WHAT YOU ARE ASKED TO DO: Set the listing down again exactly, please, apart from its pictures.

ENTRIES SUPPLIED:
........
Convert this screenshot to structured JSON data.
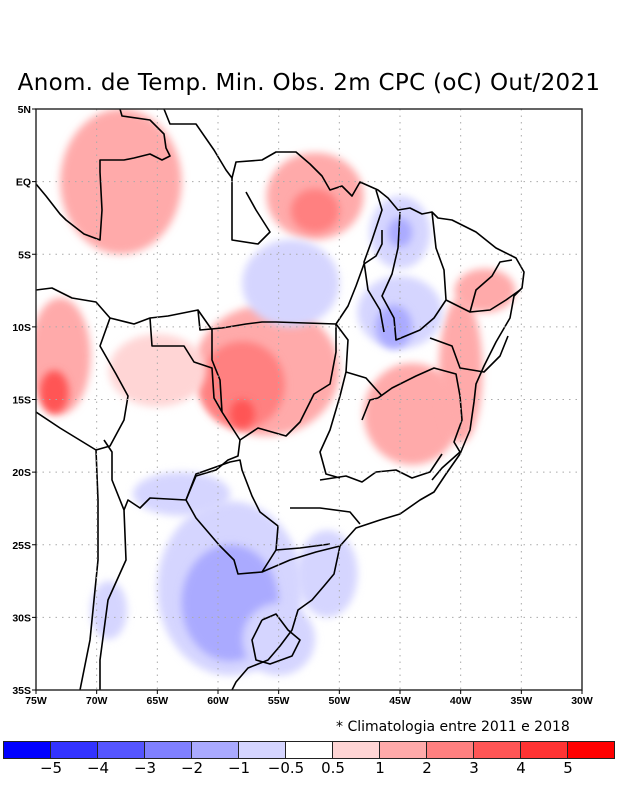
{
  "title": "Anom. de Temp. Min. Obs. 2m CPC (oC) Out/2021",
  "note": "* Climatologia entre 2011 e 2018",
  "map": {
    "lon_range": [
      -75,
      -30
    ],
    "lat_range": [
      -35,
      5
    ],
    "lon_ticks": [
      {
        "value": -75,
        "label": "75W"
      },
      {
        "value": -70,
        "label": "70W"
      },
      {
        "value": -65,
        "label": "65W"
      },
      {
        "value": -60,
        "label": "60W"
      },
      {
        "value": -55,
        "label": "55W"
      },
      {
        "value": -50,
        "label": "50W"
      },
      {
        "value": -45,
        "label": "45W"
      },
      {
        "value": -40,
        "label": "40W"
      },
      {
        "value": -35,
        "label": "35W"
      },
      {
        "value": -30,
        "label": "30W"
      }
    ],
    "lat_ticks": [
      {
        "value": 5,
        "label": "5N"
      },
      {
        "value": 0,
        "label": "EQ"
      },
      {
        "value": -5,
        "label": "5S"
      },
      {
        "value": -10,
        "label": "10S"
      },
      {
        "value": -15,
        "label": "15S"
      },
      {
        "value": -20,
        "label": "20S"
      },
      {
        "value": -25,
        "label": "25S"
      },
      {
        "value": -30,
        "label": "30S"
      },
      {
        "value": -35,
        "label": "35S"
      }
    ],
    "anomaly_regions": [
      {
        "name": "nw-amazon-warm",
        "lon": -68,
        "lat": 0,
        "rx": 5,
        "ry": 5,
        "level": 2
      },
      {
        "name": "para-north-warm",
        "lon": -52,
        "lat": -1,
        "rx": 4,
        "ry": 3,
        "level": 2
      },
      {
        "name": "para-north-core",
        "lon": -52,
        "lat": -2,
        "rx": 2,
        "ry": 1.5,
        "level": 3
      },
      {
        "name": "mato-grosso-warm",
        "lon": -56,
        "lat": -13,
        "rx": 6,
        "ry": 4.5,
        "level": 2
      },
      {
        "name": "mato-grosso-core",
        "lon": -58,
        "lat": -14,
        "rx": 3.5,
        "ry": 3,
        "level": 3
      },
      {
        "name": "mato-grosso-peak",
        "lon": -58,
        "lat": -16,
        "rx": 1,
        "ry": 1,
        "level": 4
      },
      {
        "name": "peru-warm",
        "lon": -73,
        "lat": -12,
        "rx": 2.5,
        "ry": 4,
        "level": 2
      },
      {
        "name": "peru-core",
        "lon": -73.5,
        "lat": -14.5,
        "rx": 1.2,
        "ry": 1.5,
        "level": 4
      },
      {
        "name": "bolivia-warm",
        "lon": -65,
        "lat": -13,
        "rx": 4,
        "ry": 2.5,
        "level": 1
      },
      {
        "name": "minas-warm",
        "lon": -44,
        "lat": -16,
        "rx": 4,
        "ry": 3.5,
        "level": 2
      },
      {
        "name": "bahia-coast-warm",
        "lon": -40,
        "lat": -13,
        "rx": 1.8,
        "ry": 5,
        "level": 2
      },
      {
        "name": "ne-coast-warm",
        "lon": -38,
        "lat": -7.5,
        "rx": 2.5,
        "ry": 1.5,
        "level": 2
      },
      {
        "name": "maranhao-cold",
        "lon": -45,
        "lat": -3.5,
        "rx": 2.5,
        "ry": 2.5,
        "level": -1
      },
      {
        "name": "maranhao-core",
        "lon": -45,
        "lat": -3.5,
        "rx": 1,
        "ry": 1,
        "level": -2
      },
      {
        "name": "piaui-cold",
        "lon": -45,
        "lat": -9,
        "rx": 3.5,
        "ry": 2.5,
        "level": -1
      },
      {
        "name": "piaui-core",
        "lon": -45.5,
        "lat": -10,
        "rx": 1.5,
        "ry": 1.5,
        "level": -2
      },
      {
        "name": "para-south-cold",
        "lon": -54,
        "lat": -7,
        "rx": 4,
        "ry": 3,
        "level": -1
      },
      {
        "name": "argentina-cold",
        "lon": -59,
        "lat": -28,
        "rx": 6,
        "ry": 6,
        "level": -1
      },
      {
        "name": "argentina-core",
        "lon": -59,
        "lat": -29,
        "rx": 4,
        "ry": 4,
        "level": -2
      },
      {
        "name": "chile-cold",
        "lon": -69,
        "lat": -29.5,
        "rx": 1.5,
        "ry": 2,
        "level": -1
      },
      {
        "name": "uruguay-cold",
        "lon": -55,
        "lat": -31.5,
        "rx": 3,
        "ry": 2.5,
        "level": -1
      },
      {
        "name": "rs-cold",
        "lon": -51,
        "lat": -27,
        "rx": 2.5,
        "ry": 3,
        "level": -1
      },
      {
        "name": "bolivia-south-cold",
        "lon": -63,
        "lat": -21.5,
        "rx": 4,
        "ry": 1.5,
        "level": -1
      }
    ]
  },
  "colorbar": {
    "colors": [
      "#0000ff",
      "#3333ff",
      "#5555ff",
      "#8080ff",
      "#aaaaff",
      "#d5d5ff",
      "#ffffff",
      "#ffd5d5",
      "#ffaaaa",
      "#ff8080",
      "#ff5555",
      "#ff3333",
      "#ff0000"
    ],
    "labels": [
      "−5",
      "−4",
      "−3",
      "−2",
      "−1",
      "−0.5",
      "0.5",
      "1",
      "2",
      "3",
      "4",
      "5"
    ]
  }
}
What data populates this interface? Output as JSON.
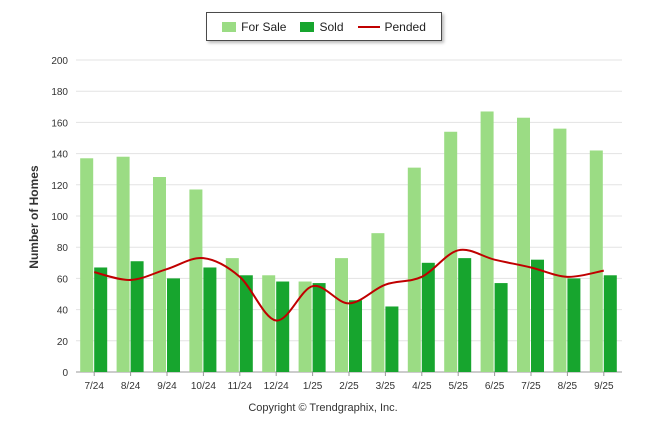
{
  "chart_data": {
    "type": "bar",
    "title": "",
    "ylabel": "Number of Homes",
    "xlabel": "",
    "ylim": [
      0,
      200
    ],
    "yticks": [
      0,
      20,
      40,
      60,
      80,
      100,
      120,
      140,
      160,
      180,
      200
    ],
    "grid": true,
    "legend_position": "top-center",
    "categories": [
      "7/24",
      "8/24",
      "9/24",
      "10/24",
      "11/24",
      "12/24",
      "1/25",
      "2/25",
      "3/25",
      "4/25",
      "5/25",
      "6/25",
      "7/25",
      "8/25",
      "9/25"
    ],
    "series": [
      {
        "name": "For Sale",
        "kind": "bar",
        "color": "#9bdc84",
        "values": [
          137,
          138,
          125,
          117,
          73,
          62,
          58,
          73,
          89,
          131,
          154,
          167,
          163,
          156,
          142
        ]
      },
      {
        "name": "Sold",
        "kind": "bar",
        "color": "#17a52e",
        "values": [
          67,
          71,
          60,
          67,
          62,
          58,
          57,
          46,
          42,
          70,
          73,
          57,
          72,
          60,
          62
        ]
      },
      {
        "name": "Pended",
        "kind": "line",
        "color": "#c00000",
        "values": [
          64,
          59,
          66,
          73,
          61,
          33,
          55,
          44,
          56,
          61,
          78,
          72,
          67,
          61,
          65
        ]
      }
    ]
  },
  "footer": {
    "copyright": "Copyright © Trendgraphix, Inc."
  }
}
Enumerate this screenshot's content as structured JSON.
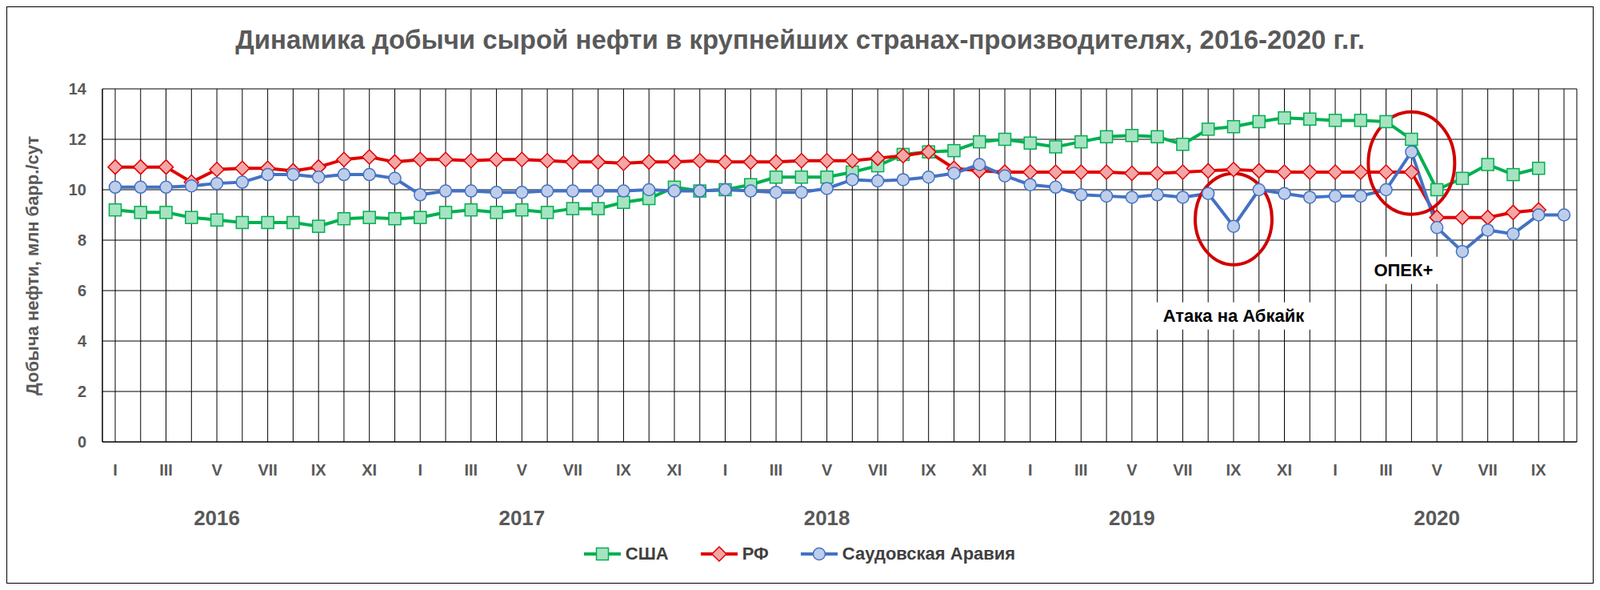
........
COMPLETE RESPONSE:
Convert this screenshot to structured JSON data.
{
  "title": "Anom. de Temp. Min. Obs. 2m CPC (oC) Out/2021",
  "note": "* Climatologia entre 2011 e 2018",
  "map": {
    "lon_range": [
      -75,
      -30
    ],
    "lat_range": [
      -35,
      5
    ],
    "lon_ticks": [
      {
        "value": -75,
        "label": "75W"
      },
      {
        "value": -70,
        "label": "70W"
      },
      {
        "value": -65,
        "label": "65W"
      },
      {
        "value": -60,
        "label": "60W"
      },
      {
        "value": -55,
        "label": "55W"
      },
      {
        "value": -50,
        "label": "50W"
      },
      {
        "value": -45,
        "label": "45W"
      },
      {
        "value": -40,
        "label": "40W"
      },
      {
        "value": -35,
        "label": "35W"
      },
      {
        "value": -30,
        "label": "30W"
      }
    ],
    "lat_ticks": [
      {
        "value": 5,
        "label": "5N"
      },
      {
        "value": 0,
        "label": "EQ"
      },
      {
        "value": -5,
        "label": "5S"
      },
      {
        "value": -10,
        "label": "10S"
      },
      {
        "value": -15,
        "label": "15S"
      },
      {
        "value": -20,
        "label": "20S"
      },
      {
        "value": -25,
        "label": "25S"
      },
      {
        "value": -30,
        "label": "30S"
      },
      {
        "value": -35,
        "label": "35S"
      }
    ],
    "anomaly_regions": [
      {
        "name": "nw-amazon-warm",
        "lon": -68,
        "lat": 0,
        "rx": 5,
        "ry": 5,
        "level": 2
      },
      {
        "name": "para-north-warm",
        "lon": -52,
        "lat": -1,
        "rx": 4,
        "ry": 3,
        "level": 2
      },
      {
        "name": "para-north-core",
        "lon": -52,
        "lat": -2,
        "rx": 2,
        "ry": 1.5,
        "level": 3
      },
      {
        "name": "mato-grosso-warm",
        "lon": -56,
        "lat": -13,
        "rx": 6,
        "ry": 4.5,
        "level": 2
      },
      {
        "name": "mato-grosso-core",
        "lon": -58,
        "lat": -14,
        "rx": 3.5,
        "ry": 3,
        "level": 3
      },
      {
        "name": "mato-grosso-peak",
        "lon": -58,
        "lat": -16,
        "rx": 1,
        "ry": 1,
        "level": 4
      },
      {
        "name": "peru-warm",
        "lon": -73,
        "lat": -12,
        "rx": 2.5,
        "ry": 4,
        "level": 2
      },
      {
        "name": "peru-core",
        "lon": -73.5,
        "lat": -14.5,
        "rx": 1.2,
        "ry": 1.5,
        "level": 4
      },
      {
        "name": "bolivia-warm",
        "lon": -65,
        "lat": -13,
        "rx": 4,
        "ry": 2.5,
        "level": 1
      },
      {
        "name": "minas-warm",
        "lon": -44,
        "lat": -16,
        "rx": 4,
        "ry": 3.5,
        "level": 2
      },
      {
        "name": "bahia-coast-warm",
        "lon": -40,
        "lat": -13,
        "rx": 1.8,
        "ry": 5,
        "level": 2
      },
      {
        "name": "ne-coast-warm",
        "lon": -38,
        "lat": -7.5,
        "rx": 2.5,
        "ry": 1.5,
        "level": 2
      },
      {
        "name": "maranhao-cold",
        "lon": -45,
        "lat": -3.5,
        "rx": 2.5,
        "ry": 2.5,
        "level": -1
      },
      {
        "name": "maranhao-core",
        "lon": -45,
        "lat": -3.5,
        "rx": 1,
        "ry": 1,
        "level": -2
      },
      {
        "name": "piaui-cold",
        "lon": -45,
        "lat": -9,
        "rx": 3.5,
        "ry": 2.5,
        "level": -1
      },
      {
        "name": "piaui-core",
        "lon": -45.5,
        "lat": -10,
        "rx": 1.5,
        "ry": 1.5,
        "level": -2
      },
      {
        "name": "para-south-cold",
        "lon": -54,
        "lat": -7,
        "rx": 4,
        "ry": 3,
        "level": -1
      },
      {
        "name": "argentina-cold",
        "lon": -59,
        "lat": -28,
        "rx": 6,
        "ry": 6,
        "level": -1
      },
      {
        "name": "argentina-core",
        "lon": -59,
        "lat": -29,
        "rx": 4,
        "ry": 4,
        "level": -2
      },
      {
        "name": "chile-cold",
        "lon": -69,
        "lat": -29.5,
        "rx": 1.5,
        "ry": 2,
        "level": -1
      },
      {
        "name": "uruguay-cold",
        "lon": -55,
        "lat": -31.5,
        "rx": 3,
        "ry": 2.5,
        "level": -1
      },
      {
        "name": "rs-cold",
        "lon": -51,
        "lat": -27,
        "rx": 2.5,
        "ry": 3,
        "level": -1
      },
      {
        "name": "bolivia-south-cold",
        "lon": -63,
        "lat": -21.5,
        "rx": 4,
        "ry": 1.5,
        "level": -1
      }
    ]
  },
  "colorbar": {
    "colors": [
      "#0000ff",
      "#3333ff",
      "#5555ff",
      "#8080ff",
      "#aaaaff",
      "#d5d5ff",
      "#ffffff",
      "#ffd5d5",
      "#ffaaaa",
      "#ff8080",
      "#ff5555",
      "#ff3333",
      "#ff0000"
    ],
    "labels": [
      "−5",
      "−4",
      "−3",
      "−2",
      "−1",
      "−0.5",
      "0.5",
      "1",
      "2",
      "3",
      "4",
      "5"
    ]
  }
}
What data populates this interface? Output as JSON.
{
  "chart_data": {
    "type": "bar",
    "title": "",
    "ylabel": "Number of Homes",
    "xlabel": "",
    "ylim": [
      0,
      200
    ],
    "yticks": [
      0,
      20,
      40,
      60,
      80,
      100,
      120,
      140,
      160,
      180,
      200
    ],
    "grid": true,
    "legend_position": "top-center",
    "categories": [
      "7/24",
      "8/24",
      "9/24",
      "10/24",
      "11/24",
      "12/24",
      "1/25",
      "2/25",
      "3/25",
      "4/25",
      "5/25",
      "6/25",
      "7/25",
      "8/25",
      "9/25"
    ],
    "series": [
      {
        "name": "For Sale",
        "kind": "bar",
        "color": "#9bdc84",
        "values": [
          137,
          138,
          125,
          117,
          73,
          62,
          58,
          73,
          89,
          131,
          154,
          167,
          163,
          156,
          142
        ]
      },
      {
        "name": "Sold",
        "kind": "bar",
        "color": "#17a52e",
        "values": [
          67,
          71,
          60,
          67,
          62,
          58,
          57,
          46,
          42,
          70,
          73,
          57,
          72,
          60,
          62
        ]
      },
      {
        "name": "Pended",
        "kind": "line",
        "color": "#c00000",
        "values": [
          64,
          59,
          66,
          73,
          61,
          33,
          55,
          44,
          56,
          61,
          78,
          72,
          67,
          61,
          65
        ]
      }
    ]
  },
  "footer": {
    "copyright": "Copyright © Trendgraphix, Inc."
  }
}
Enumerate this screenshot's content as structured JSON.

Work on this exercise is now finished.